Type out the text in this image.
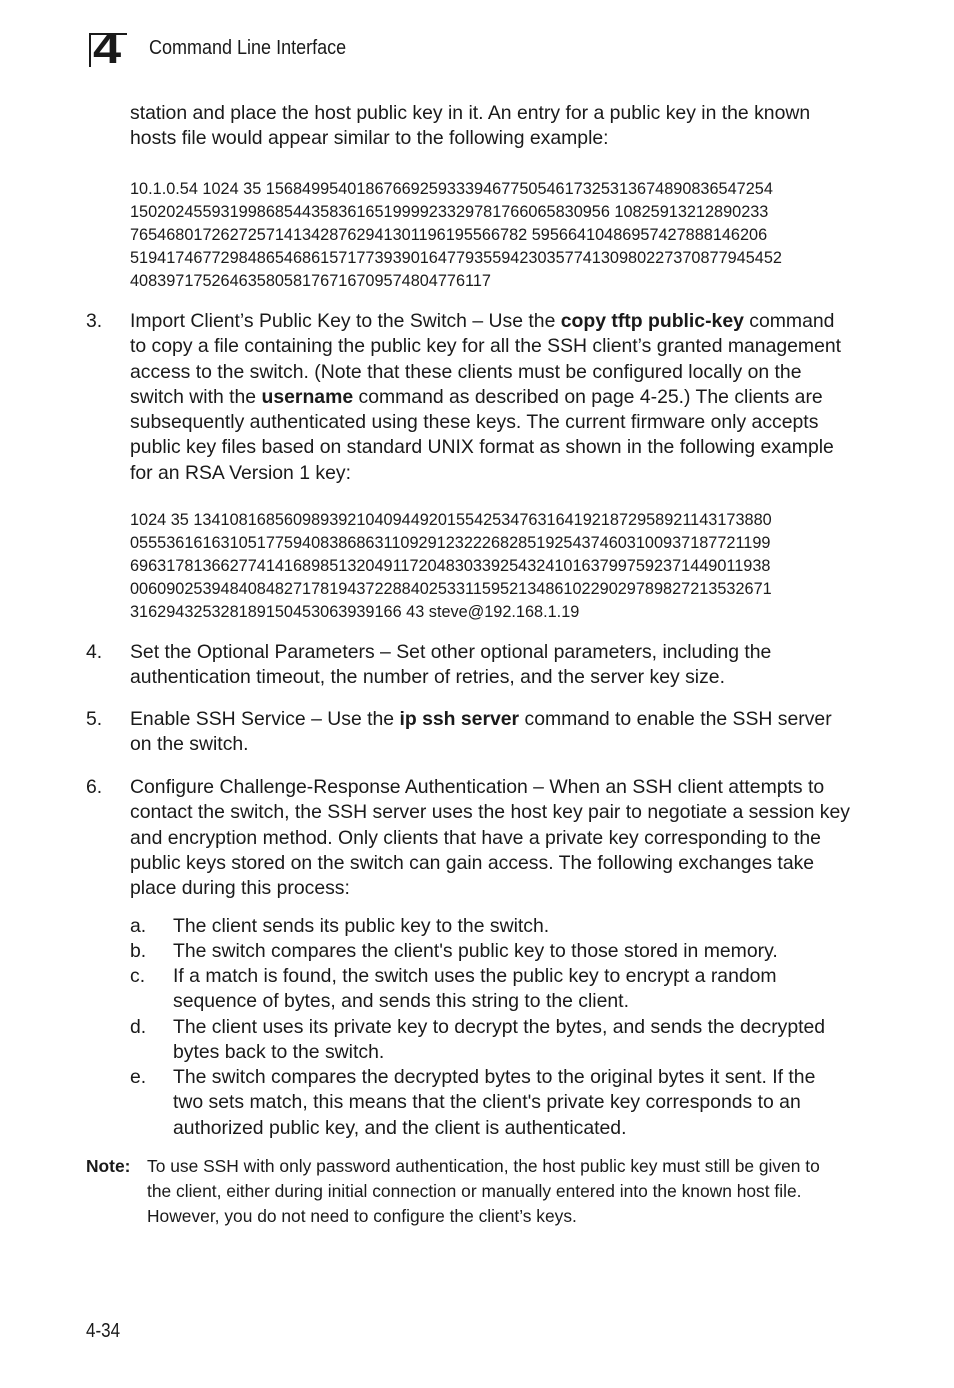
4 Command Line Interface
station and place the host public key in it. An entry for a public key in the known hosts file would appear similar to the following example:
10.1.0.54 1024 35 15684995401867669259333946775054617325313674890836547254
15020245593199868544358361651999923329781766065830956 10825913212890233
76546801726272571413428762941301196195566782 59566410486957427888146206
519417467729848654686157177393901647793559423035774130980227370877945452
4083971752646358058176716709574804776117
3. Import Client’s Public Key to the Switch – Use the copy tftp public-key command to copy a file containing the public key for all the SSH client’s granted management access to the switch. (Note that these clients must be configured locally on the switch with the username command as described on page 4-25.) The clients are subsequently authenticated using these keys. The current firmware only accepts public key files based on standard UNIX format as shown in the following example for an RSA Version 1 key:
1024 35 1341081685609893921040944920155425347631641921872958921143173880
05553616163105177594083868631109291232226828519254374603100937187721199
69631781366277414168985132049117204830339254324101637997592371449011938
00609025394840848271781943722884025331159521348610229029789827213532671
316294325328189150453063939166 43 steve@192.168.1.19
4. Set the Optional Parameters – Set other optional parameters, including the authentication timeout, the number of retries, and the server key size.
5. Enable SSH Service – Use the ip ssh server command to enable the SSH server on the switch.
6. Configure Challenge-Response Authentication – When an SSH client attempts to contact the switch, the SSH server uses the host key pair to negotiate a session key and encryption method. Only clients that have a private key corresponding to the public keys stored on the switch can gain access. The following exchanges take place during this process:
a. The client sends its public key to the switch.
b. The switch compares the client's public key to those stored in memory.
c. If a match is found, the switch uses the public key to encrypt a random sequence of bytes, and sends this string to the client.
d. The client uses its private key to decrypt the bytes, and sends the decrypted bytes back to the switch.
e. The switch compares the decrypted bytes to the original bytes it sent. If the two sets match, this means that the client's private key corresponds to an authorized public key, and the client is authenticated.
Note: To use SSH with only password authentication, the host public key must still be given to the client, either during initial connection or manually entered into the known host file. However, you do not need to configure the client’s keys.
4-34
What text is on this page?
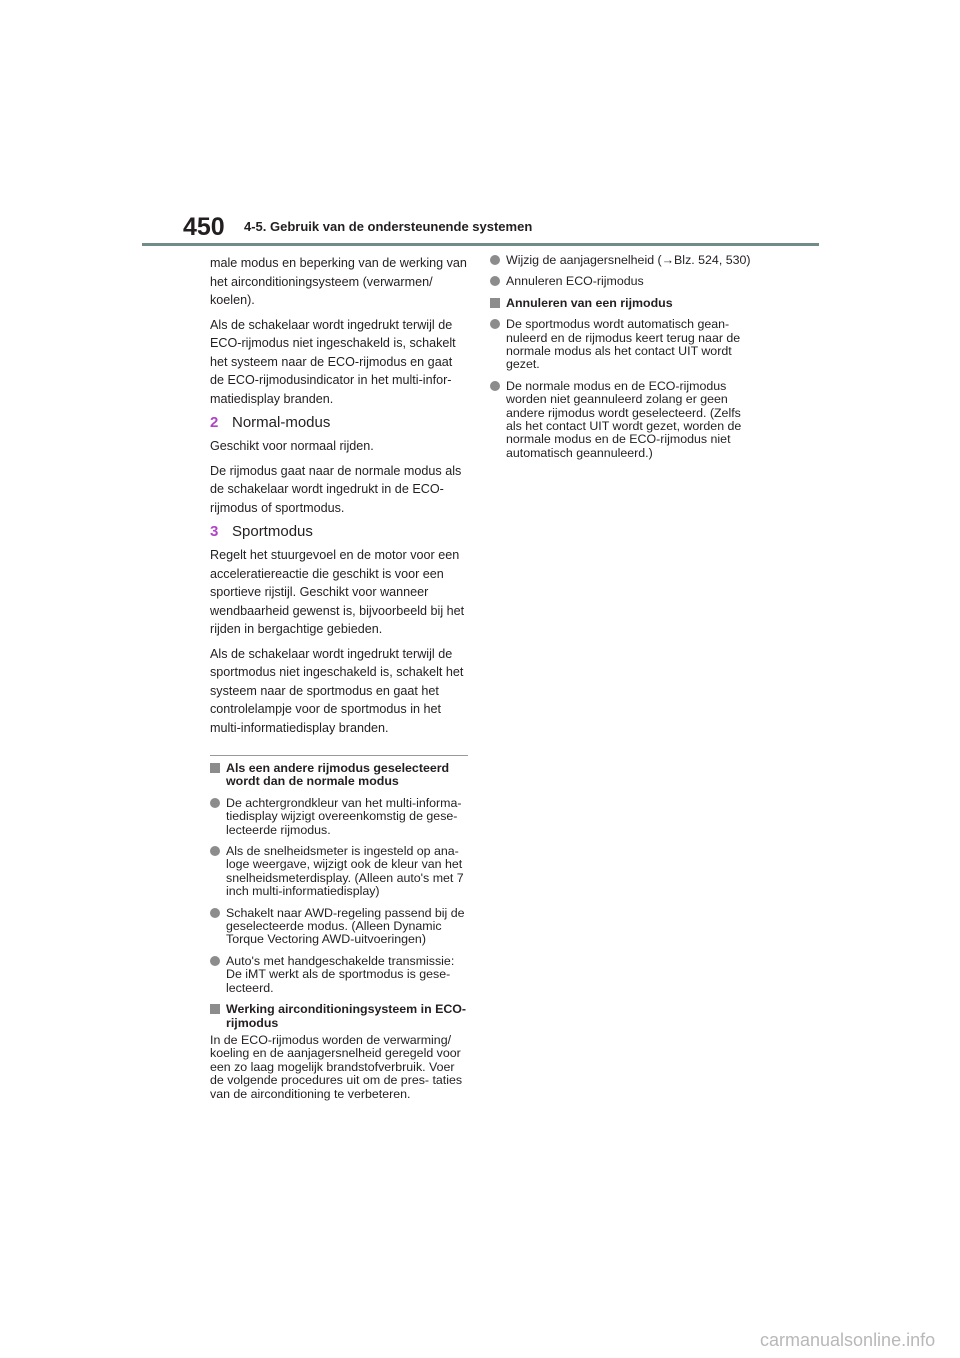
450 4-5. Gebruik van de ondersteunende systemen

male modus en beperking van de werking van het airconditioningsysteem (verwarmen/ koelen).

Als de schakelaar wordt ingedrukt terwijl de ECO-rijmodus niet ingeschakeld is, schakelt het systeem naar de ECO-rijmodus en gaat de ECO-rijmodusindicator in het multi-infor- matiedisplay branden.

2 Normal-modus

Geschikt voor normaal rijden.

De rijmodus gaat naar de normale modus als de schakelaar wordt ingedrukt in de ECO-rijmodus of sportmodus.

3 Sportmodus

Regelt het stuurgevoel en de motor voor een acceleratiereactie die geschikt is voor een sportieve rijstijl. Geschikt voor wanneer wendbaarheid gewenst is, bijvoorbeeld bij het rijden in bergachtige gebieden.

Als de schakelaar wordt ingedrukt terwijl de sportmodus niet ingeschakeld is, schakelt het systeem naar de sportmodus en gaat het controlelampje voor de sportmodus in het multi-informatiedisplay branden.

Als een andere rijmodus geselecteerd wordt dan de normale modus
De achtergrondkleur van het multi-informa- tiedisplay wijzigt overeenkomstig de gese- lecteerde rijmodus.
Als de snelheidsmeter is ingesteld op ana- loge weergave, wijzigt ook de kleur van het snelheidsmeterdisplay. (Alleen auto's met 7 inch multi-informatiedisplay)
Schakelt naar AWD-regeling passend bij de geselecteerde modus. (Alleen Dynamic Torque Vectoring AWD-uitvoeringen)
Auto's met handgeschakelde transmissie: De iMT werkt als de sportmodus is gese- lecteerd.
Werking airconditioningsysteem in ECO-rijmodus
In de ECO-rijmodus worden de verwarming/ koeling en de aanjagersnelheid geregeld voor een zo laag mogelijk brandstofverbruik. Voer de volgende procedures uit om de pres- taties van de airconditioning te verbeteren.
Wijzig de aanjagersnelheid (→Blz. 524, 530)
Annuleren ECO-rijmodus
Annuleren van een rijmodus
De sportmodus wordt automatisch gean- nuleerd en de rijmodus keert terug naar de normale modus als het contact UIT wordt gezet.
De normale modus en de ECO-rijmodus worden niet geannuleerd zolang er geen andere rijmodus wordt geselecteerd. (Zelfs als het contact UIT wordt gezet, worden de normale modus en de ECO-rijmodus niet automatisch geannuleerd.)
carmanualsonline.info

◆ Exercise goal ◆
Reproduce all entries without any change, and omit the pictures.

◆ Solution to the exercise ◆
Type out the text in this image.
4 Command Line Interface
station and place the host public key in it. An entry for a public key in the known hosts file would appear similar to the following example:
10.1.0.54 1024 35 15684995401867669259333946775054617325313674890836547254
15020245593199868544358361651999923329781766065830956 10825913212890233
76546801726272571413428762941301196195566782 59566410486957427888146206
519417467729848654686157177393901647793559423035774130980227370877945452
4083971752646358058176716709574804776117
3. Import Client’s Public Key to the Switch – Use the copy tftp public-key command to copy a file containing the public key for all the SSH client’s granted management access to the switch. (Note that these clients must be configured locally on the switch with the username command as described on page 4-25.) The clients are subsequently authenticated using these keys. The current firmware only accepts public key files based on standard UNIX format as shown in the following example for an RSA Version 1 key:
1024 35 1341081685609893921040944920155425347631641921872958921143173880
05553616163105177594083868631109291232226828519254374603100937187721199
69631781366277414168985132049117204830339254324101637997592371449011938
00609025394840848271781943722884025331159521348610229029789827213532671
316294325328189150453063939166 43 steve@192.168.1.19
4. Set the Optional Parameters – Set other optional parameters, including the authentication timeout, the number of retries, and the server key size.
5. Enable SSH Service – Use the ip ssh server command to enable the SSH server on the switch.
6. Configure Challenge-Response Authentication – When an SSH client attempts to contact the switch, the SSH server uses the host key pair to negotiate a session key and encryption method. Only clients that have a private key corresponding to the public keys stored on the switch can gain access. The following exchanges take place during this process:
a. The client sends its public key to the switch.
b. The switch compares the client's public key to those stored in memory.
c. If a match is found, the switch uses the public key to encrypt a random sequence of bytes, and sends this string to the client.
d. The client uses its private key to decrypt the bytes, and sends the decrypted bytes back to the switch.
e. The switch compares the decrypted bytes to the original bytes it sent. If the two sets match, this means that the client's private key corresponds to an authorized public key, and the client is authenticated.
Note: To use SSH with only password authentication, the host public key must still be given to the client, either during initial connection or manually entered into the known host file. However, you do not need to configure the client’s keys.
4-34
What text is on this page?
450 4-5. Gebruik van de ondersteunende systemen

male modus en beperking van de werking van het airconditioningsysteem (verwarmen/ koelen).

Als de schakelaar wordt ingedrukt terwijl de ECO-rijmodus niet ingeschakeld is, schakelt het systeem naar de ECO-rijmodus en gaat de ECO-rijmodusindicator in het multi-infor- matiedisplay branden.

2 Normal-modus

Geschikt voor normaal rijden.

De rijmodus gaat naar de normale modus als de schakelaar wordt ingedrukt in de ECO-rijmodus of sportmodus.

3 Sportmodus

Regelt het stuurgevoel en de motor voor een acceleratiereactie die geschikt is voor een sportieve rijstijl. Geschikt voor wanneer wendbaarheid gewenst is, bijvoorbeeld bij het rijden in bergachtige gebieden.

Als de schakelaar wordt ingedrukt terwijl de sportmodus niet ingeschakeld is, schakelt het systeem naar de sportmodus en gaat het controlelampje voor de sportmodus in het multi-informatiedisplay branden.

Als een andere rijmodus geselecteerd wordt dan de normale modus
De achtergrondkleur van het multi-informa- tiedisplay wijzigt overeenkomstig de gese- lecteerde rijmodus.
Als de snelheidsmeter is ingesteld op ana- loge weergave, wijzigt ook de kleur van het snelheidsmeterdisplay. (Alleen auto's met 7 inch multi-informatiedisplay)
Schakelt naar AWD-regeling passend bij de geselecteerde modus. (Alleen Dynamic Torque Vectoring AWD-uitvoeringen)
Auto's met handgeschakelde transmissie: De iMT werkt als de sportmodus is gese- lecteerd.
Werking airconditioningsysteem in ECO-rijmodus
In de ECO-rijmodus worden de verwarming/ koeling en de aanjagersnelheid geregeld voor een zo laag mogelijk brandstofverbruik. Voer de volgende procedures uit om de pres- taties van de airconditioning te verbeteren.
Wijzig de aanjagersnelheid (→Blz. 524, 530)
Annuleren ECO-rijmodus
Annuleren van een rijmodus
De sportmodus wordt automatisch gean- nuleerd en de rijmodus keert terug naar de normale modus als het contact UIT wordt gezet.
De normale modus en de ECO-rijmodus worden niet geannuleerd zolang er geen andere rijmodus wordt geselecteerd. (Zelfs als het contact UIT wordt gezet, worden de normale modus en de ECO-rijmodus niet automatisch geannuleerd.)
carmanualsonline.info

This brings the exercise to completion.